- TO DO -
Print out the entries below with no edits.

Dataset items:
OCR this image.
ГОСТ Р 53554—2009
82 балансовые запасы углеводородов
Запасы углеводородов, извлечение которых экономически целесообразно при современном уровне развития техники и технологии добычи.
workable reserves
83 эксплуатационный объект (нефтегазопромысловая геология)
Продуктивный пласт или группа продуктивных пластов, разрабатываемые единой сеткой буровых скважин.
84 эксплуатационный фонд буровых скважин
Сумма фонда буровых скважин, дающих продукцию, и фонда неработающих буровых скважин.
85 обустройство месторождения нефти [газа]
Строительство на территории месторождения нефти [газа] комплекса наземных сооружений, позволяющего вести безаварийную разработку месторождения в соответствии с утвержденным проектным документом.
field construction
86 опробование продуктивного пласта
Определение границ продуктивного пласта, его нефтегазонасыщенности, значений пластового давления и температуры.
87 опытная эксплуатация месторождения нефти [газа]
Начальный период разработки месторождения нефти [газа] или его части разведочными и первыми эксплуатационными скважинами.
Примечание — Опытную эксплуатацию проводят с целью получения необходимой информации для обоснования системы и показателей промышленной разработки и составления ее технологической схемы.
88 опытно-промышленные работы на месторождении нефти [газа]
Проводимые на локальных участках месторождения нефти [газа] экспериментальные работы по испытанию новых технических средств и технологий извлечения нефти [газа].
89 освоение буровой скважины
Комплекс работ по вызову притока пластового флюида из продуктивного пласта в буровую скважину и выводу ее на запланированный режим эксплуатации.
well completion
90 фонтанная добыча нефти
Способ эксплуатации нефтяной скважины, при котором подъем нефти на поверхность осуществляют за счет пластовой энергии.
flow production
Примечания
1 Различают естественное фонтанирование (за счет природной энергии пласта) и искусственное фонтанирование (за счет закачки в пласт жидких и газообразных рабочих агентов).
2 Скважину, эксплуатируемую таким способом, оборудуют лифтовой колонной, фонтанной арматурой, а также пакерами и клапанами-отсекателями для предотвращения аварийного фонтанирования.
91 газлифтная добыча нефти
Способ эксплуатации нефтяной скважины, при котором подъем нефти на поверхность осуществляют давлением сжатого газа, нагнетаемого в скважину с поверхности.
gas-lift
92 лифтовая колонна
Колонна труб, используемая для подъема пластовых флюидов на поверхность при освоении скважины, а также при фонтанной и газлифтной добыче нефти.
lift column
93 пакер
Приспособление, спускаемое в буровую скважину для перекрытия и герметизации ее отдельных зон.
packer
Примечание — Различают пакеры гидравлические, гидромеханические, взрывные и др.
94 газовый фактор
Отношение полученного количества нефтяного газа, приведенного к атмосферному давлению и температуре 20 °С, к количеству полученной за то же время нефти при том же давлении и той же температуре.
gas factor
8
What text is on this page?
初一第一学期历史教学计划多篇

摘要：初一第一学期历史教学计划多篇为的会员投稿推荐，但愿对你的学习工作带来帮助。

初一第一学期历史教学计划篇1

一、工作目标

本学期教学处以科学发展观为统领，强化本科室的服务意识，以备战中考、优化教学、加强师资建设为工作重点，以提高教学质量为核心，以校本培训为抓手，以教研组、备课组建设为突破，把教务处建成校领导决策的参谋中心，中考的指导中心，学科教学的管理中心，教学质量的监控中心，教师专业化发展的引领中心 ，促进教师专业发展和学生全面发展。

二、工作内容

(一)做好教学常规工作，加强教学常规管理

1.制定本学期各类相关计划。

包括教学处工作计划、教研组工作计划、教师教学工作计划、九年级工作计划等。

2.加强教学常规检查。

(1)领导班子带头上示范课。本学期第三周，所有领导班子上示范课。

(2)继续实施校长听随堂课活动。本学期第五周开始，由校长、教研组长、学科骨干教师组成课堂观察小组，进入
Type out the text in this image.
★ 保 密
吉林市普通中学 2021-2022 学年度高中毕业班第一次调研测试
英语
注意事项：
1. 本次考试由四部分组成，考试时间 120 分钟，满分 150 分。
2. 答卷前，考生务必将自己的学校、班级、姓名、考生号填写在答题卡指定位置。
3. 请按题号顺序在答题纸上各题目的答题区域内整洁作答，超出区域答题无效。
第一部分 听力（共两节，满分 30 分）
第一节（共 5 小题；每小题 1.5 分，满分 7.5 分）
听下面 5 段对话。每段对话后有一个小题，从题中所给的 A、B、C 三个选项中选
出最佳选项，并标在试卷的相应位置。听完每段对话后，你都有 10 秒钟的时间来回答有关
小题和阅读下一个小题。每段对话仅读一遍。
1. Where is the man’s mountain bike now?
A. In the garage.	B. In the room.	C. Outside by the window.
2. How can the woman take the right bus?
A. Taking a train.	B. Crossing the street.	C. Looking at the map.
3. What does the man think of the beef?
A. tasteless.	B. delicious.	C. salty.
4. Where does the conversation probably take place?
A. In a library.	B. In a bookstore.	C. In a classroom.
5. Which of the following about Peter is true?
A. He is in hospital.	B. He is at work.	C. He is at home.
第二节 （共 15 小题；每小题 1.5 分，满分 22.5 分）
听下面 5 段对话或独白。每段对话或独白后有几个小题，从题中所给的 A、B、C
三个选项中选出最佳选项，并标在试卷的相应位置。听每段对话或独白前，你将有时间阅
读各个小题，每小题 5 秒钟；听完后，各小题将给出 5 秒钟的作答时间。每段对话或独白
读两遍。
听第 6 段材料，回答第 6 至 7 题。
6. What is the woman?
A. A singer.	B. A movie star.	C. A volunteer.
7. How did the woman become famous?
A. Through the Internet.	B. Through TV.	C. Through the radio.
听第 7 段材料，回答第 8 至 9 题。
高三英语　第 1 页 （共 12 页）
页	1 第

- CORRECT RESULT -
OCR this image.
ГОСТ Р 53554—2009
82 балансовые запасы углеводородов
Запасы углеводородов, извлечение которых экономически целесообразно при современном уровне развития техники и технологии добычи.
workable reserves
83 эксплуатационный объект (нефтегазопромысловая геология)
Продуктивный пласт или группа продуктивных пластов, разрабатываемые единой сеткой буровых скважин.
84 эксплуатационный фонд буровых скважин
Сумма фонда буровых скважин, дающих продукцию, и фонда неработающих буровых скважин.
85 обустройство месторождения нефти [газа]
Строительство на территории месторождения нефти [газа] комплекса наземных сооружений, позволяющего вести безаварийную разработку месторождения в соответствии с утвержденным проектным документом.
field construction
86 опробование продуктивного пласта
Определение границ продуктивного пласта, его нефтегазонасыщенности, значений пластового давления и температуры.
87 опытная эксплуатация месторождения нефти [газа]
Начальный период разработки месторождения нефти [газа] или его части разведочными и первыми эксплуатационными скважинами.
Примечание — Опытную эксплуатацию проводят с целью получения необходимой информации для обоснования системы и показателей промышленной разработки и составления ее технологической схемы.
88 опытно-промышленные работы на месторождении нефти [газа]
Проводимые на локальных участках месторождения нефти [газа] экспериментальные работы по испытанию новых технических средств и технологий извлечения нефти [газа].
89 освоение буровой скважины
Комплекс работ по вызову притока пластового флюида из продуктивного пласта в буровую скважину и выводу ее на запланированный режим эксплуатации.
well completion
90 фонтанная добыча нефти
Способ эксплуатации нефтяной скважины, при котором подъем нефти на поверхность осуществляют за счет пластовой энергии.
flow production
Примечания
1 Различают естественное фонтанирование (за счет природной энергии пласта) и искусственное фонтанирование (за счет закачки в пласт жидких и газообразных рабочих агентов).
2 Скважину, эксплуатируемую таким способом, оборудуют лифтовой колонной, фонтанной арматурой, а также пакерами и клапанами-отсекателями для предотвращения аварийного фонтанирования.
91 газлифтная добыча нефти
Способ эксплуатации нефтяной скважины, при котором подъем нефти на поверхность осуществляют давлением сжатого газа, нагнетаемого в скважину с поверхности.
gas-lift
92 лифтовая колонна
Колонна труб, используемая для подъема пластовых флюидов на поверхность при освоении скважины, а также при фонтанной и газлифтной добыче нефти.
lift column
93 пакер
Приспособление, спускаемое в буровую скважину для перекрытия и герметизации ее отдельных зон.
packer
Примечание — Различают пакеры гидравлические, гидромеханические, взрывные и др.
94 газовый фактор
Отношение полученного количества нефтяного газа, приведенного к атмосферному давлению и температуре 20 °С, к количеству полученной за то же время нефти при том же давлении и той же температуре.
gas factor
8
What text is on this page?
初一第一学期历史教学计划多篇

摘要：初一第一学期历史教学计划多篇为的会员投稿推荐，但愿对你的学习工作带来帮助。

初一第一学期历史教学计划篇1

一、工作目标

本学期教学处以科学发展观为统领，强化本科室的服务意识，以备战中考、优化教学、加强师资建设为工作重点，以提高教学质量为核心，以校本培训为抓手，以教研组、备课组建设为突破，把教务处建成校领导决策的参谋中心，中考的指导中心，学科教学的管理中心，教学质量的监控中心，教师专业化发展的引领中心 ，促进教师专业发展和学生全面发展。

二、工作内容

(一)做好教学常规工作，加强教学常规管理

1.制定本学期各类相关计划。

包括教学处工作计划、教研组工作计划、教师教学工作计划、九年级工作计划等。

2.加强教学常规检查。

(1)领导班子带头上示范课。本学期第三周，所有领导班子上示范课。

(2)继续实施校长听随堂课活动。本学期第五周开始，由校长、教研组长、学科骨干教师组成课堂观察小组，进入
Type out the text in this image.
★ 保 密
吉林市普通中学 2021-2022 学年度高中毕业班第一次调研测试
英语
注意事项：
1. 本次考试由四部分组成，考试时间 120 分钟，满分 150 分。
2. 答卷前，考生务必将自己的学校、班级、姓名、考生号填写在答题卡指定位置。
3. 请按题号顺序在答题纸上各题目的答题区域内整洁作答，超出区域答题无效。
第一部分 听力（共两节，满分 30 分）
第一节（共 5 小题；每小题 1.5 分，满分 7.5 分）
听下面 5 段对话。每段对话后有一个小题，从题中所给的 A、B、C 三个选项中选
出最佳选项，并标在试卷的相应位置。听完每段对话后，你都有 10 秒钟的时间来回答有关
小题和阅读下一个小题。每段对话仅读一遍。
1. Where is the man’s mountain bike now?
A. In the garage.	B. In the room.	C. Outside by the window.
2. How can the woman take the right bus?
A. Taking a train.	B. Crossing the street.	C. Looking at the map.
3. What does the man think of the beef?
A. tasteless.	B. delicious.	C. salty.
4. Where does the conversation probably take place?
A. In a library.	B. In a bookstore.	C. In a classroom.
5. Which of the following about Peter is true?
A. He is in hospital.	B. He is at work.	C. He is at home.
第二节 （共 15 小题；每小题 1.5 分，满分 22.5 分）
听下面 5 段对话或独白。每段对话或独白后有几个小题，从题中所给的 A、B、C
三个选项中选出最佳选项，并标在试卷的相应位置。听每段对话或独白前，你将有时间阅
读各个小题，每小题 5 秒钟；听完后，各小题将给出 5 秒钟的作答时间。每段对话或独白
读两遍。
听第 6 段材料，回答第 6 至 7 题。
6. What is the woman?
A. A singer.	B. A movie star.	C. A volunteer.
7. How did the woman become famous?
A. Through the Internet.	B. Through TV.	C. Through the radio.
听第 7 段材料，回答第 8 至 9 题。
高三英语　第 1 页 （共 12 页）
页	1 第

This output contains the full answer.